** Selected text follows **
To timidly go?
TV's trendy explorer Benedict Allen on conquering the world without upsetting the locals.
I had only ever seen explorer Benedict Allen in exotic settings, up to his neck in sacred mud or bundled up in reindeer fur against a Siberian winter. So it was odd to be welcomed by him in the flesh into a small terraced house.
As he makes tea – normal tea, with a normal kettle – he explains that the brightly painted walls are an attempt to counteract any museum tendencies, as his collection of artefacts from across the globe accretes in every room. I don’t know why I’m experiencing culture shock – I’m sure Shackleton was perfectly at home on a sofa. After all, that’s what distinguishes explorers from natives. If Benedict Allen was always in reindeer fur, he’d just be a Siberian, and he’d have to come to West London to find his new experiences.
** End of Selected text **
** Entries supplied follows **
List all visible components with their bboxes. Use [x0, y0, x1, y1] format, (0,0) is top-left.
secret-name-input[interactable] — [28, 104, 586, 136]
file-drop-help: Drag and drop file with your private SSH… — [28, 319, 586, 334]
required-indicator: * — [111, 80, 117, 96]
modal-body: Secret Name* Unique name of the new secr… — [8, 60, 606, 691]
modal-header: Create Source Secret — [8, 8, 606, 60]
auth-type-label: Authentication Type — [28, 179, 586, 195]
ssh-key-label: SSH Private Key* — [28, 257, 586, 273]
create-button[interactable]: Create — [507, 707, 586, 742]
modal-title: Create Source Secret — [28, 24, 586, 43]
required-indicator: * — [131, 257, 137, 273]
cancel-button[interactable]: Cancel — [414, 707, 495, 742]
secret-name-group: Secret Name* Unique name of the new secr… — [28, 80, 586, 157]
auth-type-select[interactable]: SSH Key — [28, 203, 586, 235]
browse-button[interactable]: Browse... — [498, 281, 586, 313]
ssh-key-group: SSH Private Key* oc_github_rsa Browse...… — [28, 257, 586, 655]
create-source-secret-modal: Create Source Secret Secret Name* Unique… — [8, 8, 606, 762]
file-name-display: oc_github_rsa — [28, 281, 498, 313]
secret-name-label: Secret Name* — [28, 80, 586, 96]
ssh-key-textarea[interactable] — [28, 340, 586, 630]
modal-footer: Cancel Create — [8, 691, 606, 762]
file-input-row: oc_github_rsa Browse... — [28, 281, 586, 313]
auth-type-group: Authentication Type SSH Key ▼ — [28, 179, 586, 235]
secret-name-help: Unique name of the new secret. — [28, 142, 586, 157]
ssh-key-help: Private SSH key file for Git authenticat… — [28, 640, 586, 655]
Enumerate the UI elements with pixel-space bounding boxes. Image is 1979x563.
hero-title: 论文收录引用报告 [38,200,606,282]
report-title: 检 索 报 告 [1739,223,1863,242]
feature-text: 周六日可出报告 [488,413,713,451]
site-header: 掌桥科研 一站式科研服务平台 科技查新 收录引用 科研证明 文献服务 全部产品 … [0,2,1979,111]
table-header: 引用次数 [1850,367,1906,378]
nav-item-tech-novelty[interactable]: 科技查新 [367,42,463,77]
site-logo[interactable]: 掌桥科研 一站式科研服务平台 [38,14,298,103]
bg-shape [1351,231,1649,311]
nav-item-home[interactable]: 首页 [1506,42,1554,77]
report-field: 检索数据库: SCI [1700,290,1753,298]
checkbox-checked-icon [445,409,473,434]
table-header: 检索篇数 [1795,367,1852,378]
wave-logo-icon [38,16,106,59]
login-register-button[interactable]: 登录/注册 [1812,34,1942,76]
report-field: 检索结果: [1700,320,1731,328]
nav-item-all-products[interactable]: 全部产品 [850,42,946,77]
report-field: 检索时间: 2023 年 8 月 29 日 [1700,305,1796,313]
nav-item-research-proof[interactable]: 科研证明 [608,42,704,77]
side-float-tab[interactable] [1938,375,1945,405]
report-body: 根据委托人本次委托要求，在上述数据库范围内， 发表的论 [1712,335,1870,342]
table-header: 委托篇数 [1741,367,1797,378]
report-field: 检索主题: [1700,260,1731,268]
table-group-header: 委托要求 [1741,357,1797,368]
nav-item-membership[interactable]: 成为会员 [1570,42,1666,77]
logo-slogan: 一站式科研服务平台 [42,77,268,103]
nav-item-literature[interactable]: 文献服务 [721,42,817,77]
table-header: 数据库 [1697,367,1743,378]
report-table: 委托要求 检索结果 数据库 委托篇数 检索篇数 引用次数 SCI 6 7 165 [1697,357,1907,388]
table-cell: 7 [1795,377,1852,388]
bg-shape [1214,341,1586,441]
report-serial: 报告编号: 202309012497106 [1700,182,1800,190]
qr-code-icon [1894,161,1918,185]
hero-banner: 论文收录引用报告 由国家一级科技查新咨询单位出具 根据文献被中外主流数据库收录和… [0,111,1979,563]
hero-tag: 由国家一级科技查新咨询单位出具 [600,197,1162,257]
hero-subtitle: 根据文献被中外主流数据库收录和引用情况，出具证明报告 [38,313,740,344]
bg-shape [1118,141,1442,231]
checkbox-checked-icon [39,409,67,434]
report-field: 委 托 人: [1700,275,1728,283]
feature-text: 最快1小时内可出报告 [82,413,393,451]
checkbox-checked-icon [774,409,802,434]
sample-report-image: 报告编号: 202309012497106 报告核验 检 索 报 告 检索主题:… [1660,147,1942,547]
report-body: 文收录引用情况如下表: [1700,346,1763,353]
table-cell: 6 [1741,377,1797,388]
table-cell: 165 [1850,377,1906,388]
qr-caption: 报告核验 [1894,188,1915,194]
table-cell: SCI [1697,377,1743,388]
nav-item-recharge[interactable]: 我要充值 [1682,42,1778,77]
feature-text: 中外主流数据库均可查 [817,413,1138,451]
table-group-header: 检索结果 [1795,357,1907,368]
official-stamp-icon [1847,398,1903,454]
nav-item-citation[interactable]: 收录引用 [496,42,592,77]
** End of Entries supplied **
Tasks for this exercise
[A] In the Benedict Allen article, what does Allen say the brightly painted walls of his house are meant to do?
[B] Extract from the Benedict Allen article everything from "I had only ever" down to "his new experiences.".
[C] Extend the Benedict Allen article past its final paragraph, carrying on from that last sentence.

Solved problems
[A] Counteract any museum tendencies as his collection of artefacts from across the globe builds up in every room.

[B]
I had only ever seen explorer Benedict Allen in exotic settings, up to his neck in sacred mud or bundled up in reindeer fur against a Siberian winter. So it was odd to be welcomed by him in the flesh into a small terraced house.
As he makes tea – normal tea, with a normal kettle – he explains that the brightly painted walls are an attempt to counteract any museum tendencies, as his collection of artefacts from across the globe accretes in every room. I don’t know why I’m experiencing culture shock – I’m sure Shackleton was perfectly at home on a sofa. After all, that’s what distinguishes explorers from natives. If Benedict Allen was always in reindeer fur, he’d just be a Siberian, and he’d have to come to West London to find his new experiences.

[C]
Allen isn’t much like Shackleton. He’s more interested in the travelling than in getting there to plant the flag, and seems sanguine about the failure of his latest expedition to reach its target. ‘I was aiming originally to cross the Bering Strait, this little gap between the whole of Asia, Europe and the Americas.’ Unfortunately, he had managed to pick the worst Siberian winter on record to attempt his journey. Temperatures fell below minus 40, and blizzards made it almost impossible to leave the town, never mind journeying a thousand miles to reach the Strait.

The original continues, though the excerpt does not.